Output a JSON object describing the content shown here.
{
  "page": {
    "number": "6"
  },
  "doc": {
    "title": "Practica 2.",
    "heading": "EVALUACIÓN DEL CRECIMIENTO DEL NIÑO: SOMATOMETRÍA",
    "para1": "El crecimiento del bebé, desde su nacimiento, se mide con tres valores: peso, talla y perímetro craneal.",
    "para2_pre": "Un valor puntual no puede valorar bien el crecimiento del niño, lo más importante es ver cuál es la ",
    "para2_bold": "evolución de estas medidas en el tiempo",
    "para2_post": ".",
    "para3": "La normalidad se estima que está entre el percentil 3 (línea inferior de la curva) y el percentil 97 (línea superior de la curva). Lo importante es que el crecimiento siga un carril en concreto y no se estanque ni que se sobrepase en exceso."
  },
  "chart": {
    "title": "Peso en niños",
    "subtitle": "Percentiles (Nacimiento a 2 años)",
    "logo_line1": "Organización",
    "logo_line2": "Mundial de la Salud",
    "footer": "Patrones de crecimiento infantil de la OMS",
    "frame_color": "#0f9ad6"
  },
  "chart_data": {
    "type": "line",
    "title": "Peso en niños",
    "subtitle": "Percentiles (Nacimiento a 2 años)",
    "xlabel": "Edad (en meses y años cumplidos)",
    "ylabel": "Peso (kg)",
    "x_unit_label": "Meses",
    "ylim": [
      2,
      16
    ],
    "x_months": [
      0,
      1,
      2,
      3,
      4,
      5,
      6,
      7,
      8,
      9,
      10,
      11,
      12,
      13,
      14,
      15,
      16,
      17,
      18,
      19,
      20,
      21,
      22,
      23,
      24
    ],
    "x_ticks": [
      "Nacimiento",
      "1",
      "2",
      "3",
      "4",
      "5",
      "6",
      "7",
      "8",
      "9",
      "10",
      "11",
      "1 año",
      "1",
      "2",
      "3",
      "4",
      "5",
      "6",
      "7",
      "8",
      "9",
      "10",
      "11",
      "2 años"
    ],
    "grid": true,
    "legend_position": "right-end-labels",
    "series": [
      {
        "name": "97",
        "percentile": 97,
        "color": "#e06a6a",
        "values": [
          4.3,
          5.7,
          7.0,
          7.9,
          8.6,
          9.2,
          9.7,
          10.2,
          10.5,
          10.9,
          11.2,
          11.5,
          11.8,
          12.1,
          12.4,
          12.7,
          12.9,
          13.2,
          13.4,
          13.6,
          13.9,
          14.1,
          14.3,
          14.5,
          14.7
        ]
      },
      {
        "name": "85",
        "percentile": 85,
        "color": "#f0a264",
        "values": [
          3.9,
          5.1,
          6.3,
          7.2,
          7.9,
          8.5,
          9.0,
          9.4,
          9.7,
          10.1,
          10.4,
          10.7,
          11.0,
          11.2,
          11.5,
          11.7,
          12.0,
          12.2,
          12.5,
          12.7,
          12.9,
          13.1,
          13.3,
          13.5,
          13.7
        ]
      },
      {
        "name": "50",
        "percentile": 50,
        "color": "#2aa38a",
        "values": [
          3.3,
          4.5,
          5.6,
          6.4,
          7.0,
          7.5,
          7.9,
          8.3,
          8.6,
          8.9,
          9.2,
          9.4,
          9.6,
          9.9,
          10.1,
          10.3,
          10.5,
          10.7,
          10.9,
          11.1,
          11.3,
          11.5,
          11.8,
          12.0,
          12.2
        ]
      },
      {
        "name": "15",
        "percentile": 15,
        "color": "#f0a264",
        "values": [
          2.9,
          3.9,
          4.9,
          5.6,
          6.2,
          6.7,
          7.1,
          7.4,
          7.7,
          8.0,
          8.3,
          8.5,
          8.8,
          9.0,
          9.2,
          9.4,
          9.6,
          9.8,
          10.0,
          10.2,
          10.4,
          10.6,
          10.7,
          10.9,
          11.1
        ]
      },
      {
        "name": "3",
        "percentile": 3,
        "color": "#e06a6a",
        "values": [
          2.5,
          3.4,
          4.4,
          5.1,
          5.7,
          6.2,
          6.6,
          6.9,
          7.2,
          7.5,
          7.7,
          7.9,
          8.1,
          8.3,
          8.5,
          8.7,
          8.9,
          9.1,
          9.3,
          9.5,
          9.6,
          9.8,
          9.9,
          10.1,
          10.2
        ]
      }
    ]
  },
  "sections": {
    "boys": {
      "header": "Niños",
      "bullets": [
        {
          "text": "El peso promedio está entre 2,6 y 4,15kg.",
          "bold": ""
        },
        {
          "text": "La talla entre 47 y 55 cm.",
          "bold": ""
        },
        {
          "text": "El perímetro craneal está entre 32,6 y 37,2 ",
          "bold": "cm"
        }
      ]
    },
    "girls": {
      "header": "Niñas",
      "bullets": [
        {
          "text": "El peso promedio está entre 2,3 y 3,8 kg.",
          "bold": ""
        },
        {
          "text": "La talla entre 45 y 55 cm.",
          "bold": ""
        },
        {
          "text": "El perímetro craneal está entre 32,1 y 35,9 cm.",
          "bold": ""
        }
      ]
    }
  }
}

————————

▸ **Stated exercise**: Extract all of the data exactly as written.

▸ **Response below**:
Output a JSON object describing the content shown here.
{
  "page": {
    "number": "6"
  },
  "doc": {
    "title": "Practica 2.",
    "heading": "EVALUACIÓN DEL CRECIMIENTO DEL NIÑO: SOMATOMETRÍA",
    "para1": "El crecimiento del bebé, desde su nacimiento, se mide con tres valores: peso, talla y perímetro craneal.",
    "para2_pre": "Un valor puntual no puede valorar bien el crecimiento del niño, lo más importante es ver cuál es la ",
    "para2_bold": "evolución de estas medidas en el tiempo",
    "para2_post": ".",
    "para3": "La normalidad se estima que está entre el percentil 3 (línea inferior de la curva) y el percentil 97 (línea superior de la curva). Lo importante es que el crecimiento siga un carril en concreto y no se estanque ni que se sobrepase en exceso."
  },
  "chart": {
    "title": "Peso en niños",
    "subtitle": "Percentiles (Nacimiento a 2 años)",
    "logo_line1": "Organización",
    "logo_line2": "Mundial de la Salud",
    "footer": "Patrones de crecimiento infantil de la OMS",
    "frame_color": "#0f9ad6"
  },
  "chart_data": {
    "type": "line",
    "title": "Peso en niños",
    "subtitle": "Percentiles (Nacimiento a 2 años)",
    "xlabel": "Edad (en meses y años cumplidos)",
    "ylabel": "Peso (kg)",
    "x_unit_label": "Meses",
    "ylim": [
      2,
      16
    ],
    "x_months": [
      0,
      1,
      2,
      3,
      4,
      5,
      6,
      7,
      8,
      9,
      10,
      11,
      12,
      13,
      14,
      15,
      16,
      17,
      18,
      19,
      20,
      21,
      22,
      23,
      24
    ],
    "x_ticks": [
      "Nacimiento",
      "1",
      "2",
      "3",
      "4",
      "5",
      "6",
      "7",
      "8",
      "9",
      "10",
      "11",
      "1 año",
      "1",
      "2",
      "3",
      "4",
      "5",
      "6",
      "7",
      "8",
      "9",
      "10",
      "11",
      "2 años"
    ],
    "grid": true,
    "legend_position": "right-end-labels",
    "series": [
      {
        "name": "97",
        "percentile": 97,
        "color": "#e06a6a",
        "values": [
          4.3,
          5.7,
          7.0,
          7.9,
          8.6,
          9.2,
          9.7,
          10.2,
          10.5,
          10.9,
          11.2,
          11.5,
          11.8,
          12.1,
          12.4,
          12.7,
          12.9,
          13.2,
          13.4,
          13.6,
          13.9,
          14.1,
          14.3,
          14.5,
          14.7
        ]
      },
      {
        "name": "85",
        "percentile": 85,
        "color": "#f0a264",
        "values": [
          3.9,
          5.1,
          6.3,
          7.2,
          7.9,
          8.5,
          9.0,
          9.4,
          9.7,
          10.1,
          10.4,
          10.7,
          11.0,
          11.2,
          11.5,
          11.7,
          12.0,
          12.2,
          12.5,
          12.7,
          12.9,
          13.1,
          13.3,
          13.5,
          13.7
        ]
      },
      {
        "name": "50",
        "percentile": 50,
        "color": "#2aa38a",
        "values": [
          3.3,
          4.5,
          5.6,
          6.4,
          7.0,
          7.5,
          7.9,
          8.3,
          8.6,
          8.9,
          9.2,
          9.4,
          9.6,
          9.9,
          10.1,
          10.3,
          10.5,
          10.7,
          10.9,
          11.1,
          11.3,
          11.5,
          11.8,
          12.0,
          12.2
        ]
      },
      {
        "name": "15",
        "percentile": 15,
        "color": "#f0a264",
        "values": [
          2.9,
          3.9,
          4.9,
          5.6,
          6.2,
          6.7,
          7.1,
          7.4,
          7.7,
          8.0,
          8.3,
          8.5,
          8.8,
          9.0,
          9.2,
          9.4,
          9.6,
          9.8,
          10.0,
          10.2,
          10.4,
          10.6,
          10.7,
          10.9,
          11.1
        ]
      },
      {
        "name": "3",
        "percentile": 3,
        "color": "#e06a6a",
        "values": [
          2.5,
          3.4,
          4.4,
          5.1,
          5.7,
          6.2,
          6.6,
          6.9,
          7.2,
          7.5,
          7.7,
          7.9,
          8.1,
          8.3,
          8.5,
          8.7,
          8.9,
          9.1,
          9.3,
          9.5,
          9.6,
          9.8,
          9.9,
          10.1,
          10.2
        ]
      }
    ]
  },
  "sections": {
    "boys": {
      "header": "Niños",
      "bullets": [
        {
          "text": "El peso promedio está entre 2,6 y 4,15kg.",
          "bold": ""
        },
        {
          "text": "La talla entre 47 y 55 cm.",
          "bold": ""
        },
        {
          "text": "El perímetro craneal está entre 32,6 y 37,2 ",
          "bold": "cm"
        }
      ]
    },
    "girls": {
      "header": "Niñas",
      "bullets": [
        {
          "text": "El peso promedio está entre 2,3 y 3,8 kg.",
          "bold": ""
        },
        {
          "text": "La talla entre 45 y 55 cm.",
          "bold": ""
        },
        {
          "text": "El perímetro craneal está entre 32,1 y 35,9 cm.",
          "bold": ""
        }
      ]
    }
  }
}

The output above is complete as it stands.